Chart and figure data
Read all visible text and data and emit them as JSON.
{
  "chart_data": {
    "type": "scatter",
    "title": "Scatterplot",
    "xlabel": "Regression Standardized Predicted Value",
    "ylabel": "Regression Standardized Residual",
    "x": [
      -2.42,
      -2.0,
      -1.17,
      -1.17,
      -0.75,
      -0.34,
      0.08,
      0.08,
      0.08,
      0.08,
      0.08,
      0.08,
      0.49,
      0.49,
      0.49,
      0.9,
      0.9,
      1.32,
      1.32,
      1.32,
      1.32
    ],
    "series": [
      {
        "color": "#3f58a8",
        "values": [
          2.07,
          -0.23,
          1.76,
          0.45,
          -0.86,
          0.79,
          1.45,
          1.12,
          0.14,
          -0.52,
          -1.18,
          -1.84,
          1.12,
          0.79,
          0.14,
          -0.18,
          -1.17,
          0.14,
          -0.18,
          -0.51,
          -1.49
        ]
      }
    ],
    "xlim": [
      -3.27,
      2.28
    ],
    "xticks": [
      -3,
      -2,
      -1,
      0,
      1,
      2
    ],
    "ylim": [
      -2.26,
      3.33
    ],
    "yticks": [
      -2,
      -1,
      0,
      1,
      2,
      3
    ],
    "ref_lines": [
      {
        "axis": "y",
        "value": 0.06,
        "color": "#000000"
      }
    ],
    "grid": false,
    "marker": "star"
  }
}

-- PROBLEM DESCRIPTION --
Gather every line from the listing above in which the word "Regression" appears.

-- REPLY TO THE EXERCISE --
    "xlabel": "Regression Standardized Predicted Value",
    "ylabel": "Regression Standardized Residual",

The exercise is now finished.